───── Data extract
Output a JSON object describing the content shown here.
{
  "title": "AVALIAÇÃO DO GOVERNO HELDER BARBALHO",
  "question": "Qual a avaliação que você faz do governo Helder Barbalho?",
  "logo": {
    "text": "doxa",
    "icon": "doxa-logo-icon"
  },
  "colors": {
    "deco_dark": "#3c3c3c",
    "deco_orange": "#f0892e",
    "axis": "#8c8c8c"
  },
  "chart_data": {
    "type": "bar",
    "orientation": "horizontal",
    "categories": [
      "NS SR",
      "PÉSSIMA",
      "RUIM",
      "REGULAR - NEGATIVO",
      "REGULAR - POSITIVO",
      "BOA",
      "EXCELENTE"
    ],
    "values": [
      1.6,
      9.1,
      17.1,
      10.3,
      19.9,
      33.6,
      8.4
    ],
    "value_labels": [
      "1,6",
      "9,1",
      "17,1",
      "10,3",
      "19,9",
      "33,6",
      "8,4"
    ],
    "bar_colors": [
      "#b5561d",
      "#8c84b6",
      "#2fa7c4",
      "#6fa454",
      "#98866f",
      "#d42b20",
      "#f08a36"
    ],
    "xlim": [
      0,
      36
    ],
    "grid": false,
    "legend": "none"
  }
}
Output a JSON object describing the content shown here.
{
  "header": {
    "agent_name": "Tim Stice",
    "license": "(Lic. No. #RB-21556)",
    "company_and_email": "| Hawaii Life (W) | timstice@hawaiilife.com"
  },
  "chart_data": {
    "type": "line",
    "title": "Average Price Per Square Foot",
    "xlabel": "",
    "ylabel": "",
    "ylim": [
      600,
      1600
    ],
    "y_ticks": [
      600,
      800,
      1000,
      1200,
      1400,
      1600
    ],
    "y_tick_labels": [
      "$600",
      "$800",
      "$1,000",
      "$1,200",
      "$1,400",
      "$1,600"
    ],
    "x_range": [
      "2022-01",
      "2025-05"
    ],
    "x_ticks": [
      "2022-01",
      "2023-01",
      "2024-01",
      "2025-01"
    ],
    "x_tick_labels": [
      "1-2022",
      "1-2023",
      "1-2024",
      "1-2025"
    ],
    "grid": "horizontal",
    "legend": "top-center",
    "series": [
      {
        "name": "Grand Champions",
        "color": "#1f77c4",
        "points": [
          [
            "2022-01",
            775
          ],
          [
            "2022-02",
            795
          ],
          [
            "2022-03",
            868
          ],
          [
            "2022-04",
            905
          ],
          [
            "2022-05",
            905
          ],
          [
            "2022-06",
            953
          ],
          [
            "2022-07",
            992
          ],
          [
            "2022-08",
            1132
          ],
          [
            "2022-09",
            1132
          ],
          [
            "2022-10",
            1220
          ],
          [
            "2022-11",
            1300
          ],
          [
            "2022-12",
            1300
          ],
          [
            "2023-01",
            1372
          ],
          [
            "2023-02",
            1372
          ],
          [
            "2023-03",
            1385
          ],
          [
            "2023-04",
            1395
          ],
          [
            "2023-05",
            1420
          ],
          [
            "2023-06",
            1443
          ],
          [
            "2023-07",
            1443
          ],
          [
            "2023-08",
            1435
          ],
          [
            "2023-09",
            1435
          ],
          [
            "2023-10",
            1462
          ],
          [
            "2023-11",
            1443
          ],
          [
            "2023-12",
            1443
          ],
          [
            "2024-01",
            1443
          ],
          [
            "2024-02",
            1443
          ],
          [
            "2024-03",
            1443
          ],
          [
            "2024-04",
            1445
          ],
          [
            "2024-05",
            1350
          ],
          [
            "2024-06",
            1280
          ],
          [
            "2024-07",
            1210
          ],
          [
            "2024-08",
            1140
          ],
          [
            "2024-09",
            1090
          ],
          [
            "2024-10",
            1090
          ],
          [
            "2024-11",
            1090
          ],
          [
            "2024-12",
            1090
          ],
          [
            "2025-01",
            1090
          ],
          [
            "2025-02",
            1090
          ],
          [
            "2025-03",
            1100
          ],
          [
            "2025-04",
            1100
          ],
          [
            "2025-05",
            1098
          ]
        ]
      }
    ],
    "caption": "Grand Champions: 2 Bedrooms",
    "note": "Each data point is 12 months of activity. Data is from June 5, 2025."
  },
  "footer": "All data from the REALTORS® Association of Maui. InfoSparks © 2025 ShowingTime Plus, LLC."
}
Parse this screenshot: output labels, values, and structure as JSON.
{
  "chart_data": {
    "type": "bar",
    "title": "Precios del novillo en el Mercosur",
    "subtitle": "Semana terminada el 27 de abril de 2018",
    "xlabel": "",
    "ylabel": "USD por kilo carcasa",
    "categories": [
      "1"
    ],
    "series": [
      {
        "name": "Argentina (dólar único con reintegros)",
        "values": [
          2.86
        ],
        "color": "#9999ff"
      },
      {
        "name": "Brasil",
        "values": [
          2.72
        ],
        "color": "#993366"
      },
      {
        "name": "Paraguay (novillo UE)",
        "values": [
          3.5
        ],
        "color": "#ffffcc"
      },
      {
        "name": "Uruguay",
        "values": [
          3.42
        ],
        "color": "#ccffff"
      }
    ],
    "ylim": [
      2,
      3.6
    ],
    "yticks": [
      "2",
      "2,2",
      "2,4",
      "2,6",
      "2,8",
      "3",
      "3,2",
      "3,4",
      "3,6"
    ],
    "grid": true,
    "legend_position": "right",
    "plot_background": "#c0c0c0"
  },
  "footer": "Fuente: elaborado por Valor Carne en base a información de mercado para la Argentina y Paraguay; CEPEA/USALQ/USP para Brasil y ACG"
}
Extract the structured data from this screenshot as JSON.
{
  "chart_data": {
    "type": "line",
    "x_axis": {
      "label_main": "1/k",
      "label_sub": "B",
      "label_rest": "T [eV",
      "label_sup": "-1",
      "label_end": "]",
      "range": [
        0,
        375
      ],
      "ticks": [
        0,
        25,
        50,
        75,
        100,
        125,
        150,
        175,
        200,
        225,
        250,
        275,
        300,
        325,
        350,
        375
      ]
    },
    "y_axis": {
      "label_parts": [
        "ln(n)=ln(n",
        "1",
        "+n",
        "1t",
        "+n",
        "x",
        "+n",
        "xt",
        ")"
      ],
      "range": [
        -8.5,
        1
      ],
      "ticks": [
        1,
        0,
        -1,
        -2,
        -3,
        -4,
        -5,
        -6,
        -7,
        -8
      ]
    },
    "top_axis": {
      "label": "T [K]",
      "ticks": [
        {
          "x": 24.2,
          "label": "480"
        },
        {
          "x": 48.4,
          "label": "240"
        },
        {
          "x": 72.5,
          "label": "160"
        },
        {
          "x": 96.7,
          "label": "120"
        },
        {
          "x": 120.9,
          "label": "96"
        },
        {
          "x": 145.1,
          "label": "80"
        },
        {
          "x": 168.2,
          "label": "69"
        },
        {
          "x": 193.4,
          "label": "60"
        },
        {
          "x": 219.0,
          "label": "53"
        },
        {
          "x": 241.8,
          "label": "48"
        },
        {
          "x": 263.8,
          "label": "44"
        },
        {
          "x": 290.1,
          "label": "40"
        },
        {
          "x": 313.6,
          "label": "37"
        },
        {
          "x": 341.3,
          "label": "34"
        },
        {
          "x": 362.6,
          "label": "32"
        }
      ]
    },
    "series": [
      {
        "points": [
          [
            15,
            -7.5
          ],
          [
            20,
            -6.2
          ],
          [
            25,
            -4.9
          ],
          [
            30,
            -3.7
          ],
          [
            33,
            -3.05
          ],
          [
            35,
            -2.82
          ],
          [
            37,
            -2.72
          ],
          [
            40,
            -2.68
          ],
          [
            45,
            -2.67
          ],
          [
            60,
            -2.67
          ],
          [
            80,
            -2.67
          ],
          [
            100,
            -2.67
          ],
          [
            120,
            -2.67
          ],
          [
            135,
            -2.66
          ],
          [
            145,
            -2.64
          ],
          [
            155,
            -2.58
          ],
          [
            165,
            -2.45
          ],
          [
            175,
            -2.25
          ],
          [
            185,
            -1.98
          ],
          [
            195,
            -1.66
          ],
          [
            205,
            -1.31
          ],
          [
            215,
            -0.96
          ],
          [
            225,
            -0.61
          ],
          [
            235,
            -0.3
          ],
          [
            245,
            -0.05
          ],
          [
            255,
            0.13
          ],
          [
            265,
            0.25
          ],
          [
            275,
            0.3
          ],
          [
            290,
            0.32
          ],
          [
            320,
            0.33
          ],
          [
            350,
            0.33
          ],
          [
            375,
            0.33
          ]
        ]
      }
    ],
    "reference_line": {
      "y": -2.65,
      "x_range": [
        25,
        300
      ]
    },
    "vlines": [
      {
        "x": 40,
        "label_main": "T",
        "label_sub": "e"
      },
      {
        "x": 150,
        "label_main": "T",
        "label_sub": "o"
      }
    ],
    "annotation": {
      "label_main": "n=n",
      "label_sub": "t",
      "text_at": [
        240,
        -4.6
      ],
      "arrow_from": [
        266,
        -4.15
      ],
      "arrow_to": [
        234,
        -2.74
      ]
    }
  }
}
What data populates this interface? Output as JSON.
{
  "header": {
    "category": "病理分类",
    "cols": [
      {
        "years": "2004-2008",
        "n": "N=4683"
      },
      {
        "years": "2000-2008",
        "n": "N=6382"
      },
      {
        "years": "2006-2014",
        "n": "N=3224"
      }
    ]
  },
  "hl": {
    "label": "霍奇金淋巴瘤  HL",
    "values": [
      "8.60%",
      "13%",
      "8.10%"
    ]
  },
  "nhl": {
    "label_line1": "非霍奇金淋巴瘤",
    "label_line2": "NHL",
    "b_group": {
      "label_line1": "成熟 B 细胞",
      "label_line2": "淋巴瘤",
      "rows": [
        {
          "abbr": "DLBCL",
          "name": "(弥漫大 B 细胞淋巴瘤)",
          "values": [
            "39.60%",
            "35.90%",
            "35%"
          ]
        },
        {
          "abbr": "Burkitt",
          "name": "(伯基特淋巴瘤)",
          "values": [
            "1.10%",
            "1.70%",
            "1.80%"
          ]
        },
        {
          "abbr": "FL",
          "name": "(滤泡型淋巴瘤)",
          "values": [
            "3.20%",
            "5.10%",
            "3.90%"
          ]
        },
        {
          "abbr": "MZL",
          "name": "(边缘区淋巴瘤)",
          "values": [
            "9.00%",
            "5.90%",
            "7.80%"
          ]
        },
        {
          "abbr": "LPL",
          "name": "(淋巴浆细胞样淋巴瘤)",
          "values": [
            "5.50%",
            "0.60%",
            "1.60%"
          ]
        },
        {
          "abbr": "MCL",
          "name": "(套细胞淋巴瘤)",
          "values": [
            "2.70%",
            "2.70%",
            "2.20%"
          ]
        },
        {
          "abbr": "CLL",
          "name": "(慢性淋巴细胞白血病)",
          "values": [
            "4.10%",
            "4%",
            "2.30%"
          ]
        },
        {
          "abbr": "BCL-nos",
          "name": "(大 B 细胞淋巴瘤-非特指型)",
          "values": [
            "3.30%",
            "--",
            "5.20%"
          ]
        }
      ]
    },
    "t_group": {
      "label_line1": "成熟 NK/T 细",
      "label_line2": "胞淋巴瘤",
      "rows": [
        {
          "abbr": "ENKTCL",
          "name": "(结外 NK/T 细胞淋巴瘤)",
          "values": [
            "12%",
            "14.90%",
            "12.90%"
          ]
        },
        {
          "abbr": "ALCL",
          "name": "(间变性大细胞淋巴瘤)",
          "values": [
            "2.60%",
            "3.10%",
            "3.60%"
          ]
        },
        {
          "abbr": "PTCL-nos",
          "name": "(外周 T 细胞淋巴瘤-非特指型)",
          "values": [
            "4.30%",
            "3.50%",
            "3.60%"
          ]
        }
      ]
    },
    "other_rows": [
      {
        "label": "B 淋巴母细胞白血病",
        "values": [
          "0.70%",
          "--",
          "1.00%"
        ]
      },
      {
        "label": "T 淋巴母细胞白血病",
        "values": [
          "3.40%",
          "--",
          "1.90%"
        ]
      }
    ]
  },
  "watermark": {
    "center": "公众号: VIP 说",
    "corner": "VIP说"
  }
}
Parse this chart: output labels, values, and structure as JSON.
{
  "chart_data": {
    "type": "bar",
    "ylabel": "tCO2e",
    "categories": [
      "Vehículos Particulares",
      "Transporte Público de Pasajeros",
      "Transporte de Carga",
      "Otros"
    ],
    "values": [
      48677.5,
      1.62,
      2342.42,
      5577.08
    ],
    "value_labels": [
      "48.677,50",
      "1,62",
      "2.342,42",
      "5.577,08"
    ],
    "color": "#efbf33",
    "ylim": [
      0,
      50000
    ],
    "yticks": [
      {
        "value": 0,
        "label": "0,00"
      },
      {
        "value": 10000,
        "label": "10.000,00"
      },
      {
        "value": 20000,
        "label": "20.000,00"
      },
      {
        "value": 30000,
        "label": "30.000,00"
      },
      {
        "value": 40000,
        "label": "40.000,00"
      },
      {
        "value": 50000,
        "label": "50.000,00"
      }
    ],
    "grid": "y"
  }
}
──────────
— The exercise —
From the records above, pull out every line containing the word "Brasil".

— Output —
        "name": "Brasil",
  "footer": "Fuente: elaborado por Valor Carne en base a información de mercado para la Argentina y Paraguay; CEPEA/USALQ/USP para Brasil y ACG"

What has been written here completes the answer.